> _PROBLEM STATEMENT_: Return the lines beginning at the one that contains "Read all visible content and emit it as JSON." and running to the end of the records, exactly and with nothing else. Omit pictures.

> _DATA TO USE_:
※ ※ ※

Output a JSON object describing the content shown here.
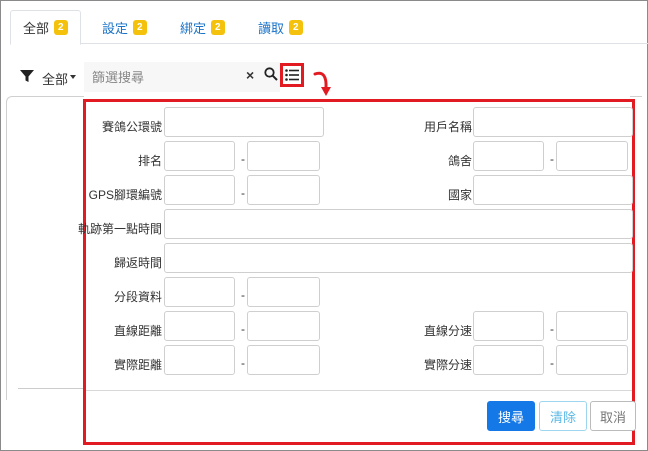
{
  "tabs": [
    {
      "label": "全部",
      "count": "2"
    },
    {
      "label": "設定",
      "count": "2"
    },
    {
      "label": "綁定",
      "count": "2"
    },
    {
      "label": "讀取",
      "count": "2"
    }
  ],
  "toolbar": {
    "filter_label": "全部",
    "search_placeholder": "篩選搜尋",
    "clear_icon": "×",
    "icons": [
      "filter-icon",
      "search-icon",
      "list-icon",
      "arrow-icon"
    ]
  },
  "form": {
    "ring_id_label": "賽鴿公環號",
    "user_name_label": "用戶名稱",
    "rank_label": "排名",
    "loft_label": "鴿舍",
    "gps_label": "GPS腳環編號",
    "country_label": "國家",
    "first_point_label": "軌跡第一點時間",
    "return_time_label": "歸返時間",
    "segment_label": "分段資料",
    "straight_dist_label": "直線距離",
    "straight_speed_label": "直線分速",
    "actual_dist_label": "實際距離",
    "actual_speed_label": "實際分速",
    "range_separator": "-"
  },
  "buttons": {
    "search": "搜尋",
    "clear": "清除",
    "cancel": "取消"
  },
  "colors": {
    "highlight": "#e21b23",
    "badge": "#f4c20d",
    "primary": "#1479e6",
    "tab_link": "#1a73c8"
  }
}
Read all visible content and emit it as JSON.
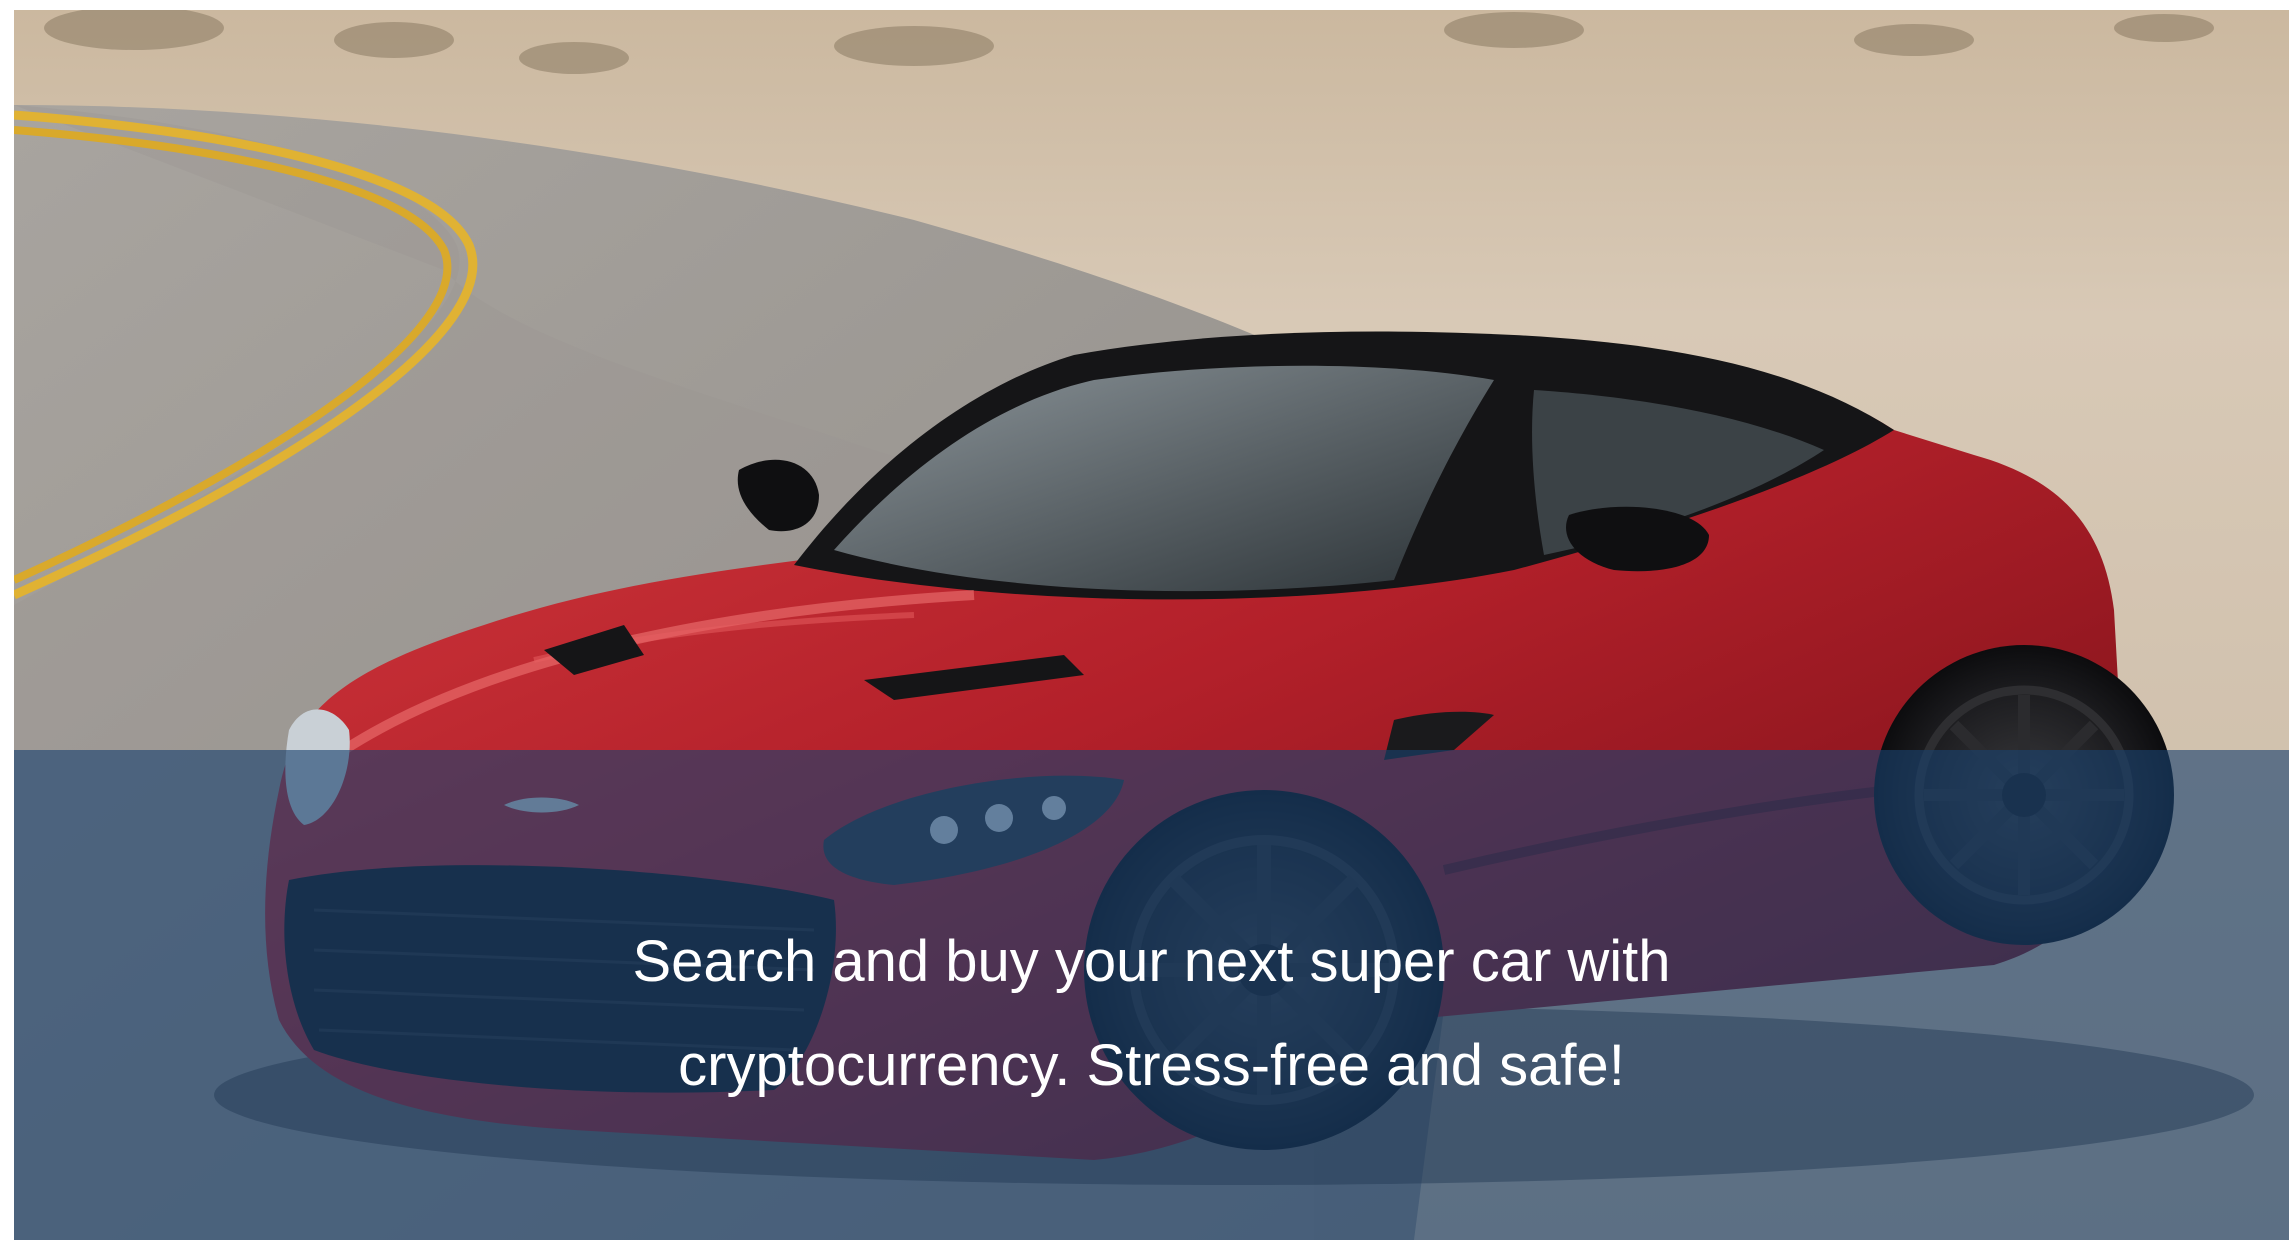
{
  "hero": {
    "image": {
      "subject": "red-sports-car-on-desert-road",
      "colors": {
        "sky_sand": "#d8c9b6",
        "asphalt": "#9c9893",
        "road_line": "#e0b233",
        "car_body": "#b3202a",
        "car_body_dark": "#6b0d14",
        "car_roof": "#151517"
      }
    },
    "caption": {
      "line1": "Search and buy your next super car with",
      "line2": "cryptocurrency. Stress-free and safe!"
    },
    "overlay_color": "#1a4270"
  }
}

※ ※ ※

> _COMPLETED EXERCISE_:
Read all visible content and emit it as JSON.
{
  "hero": {
    "image": {
      "subject": "red-sports-car-on-desert-road",
      "colors": {
        "sky_sand": "#d8c9b6",
        "asphalt": "#9c9893",
        "road_line": "#e0b233",
        "car_body": "#b3202a",
        "car_body_dark": "#6b0d14",
        "car_roof": "#151517"
      }
    },
    "caption": {
      "line1": "Search and buy your next super car with",
      "line2": "cryptocurrency. Stress-free and safe!"
    },
    "overlay_color": "#1a4270"
  }
}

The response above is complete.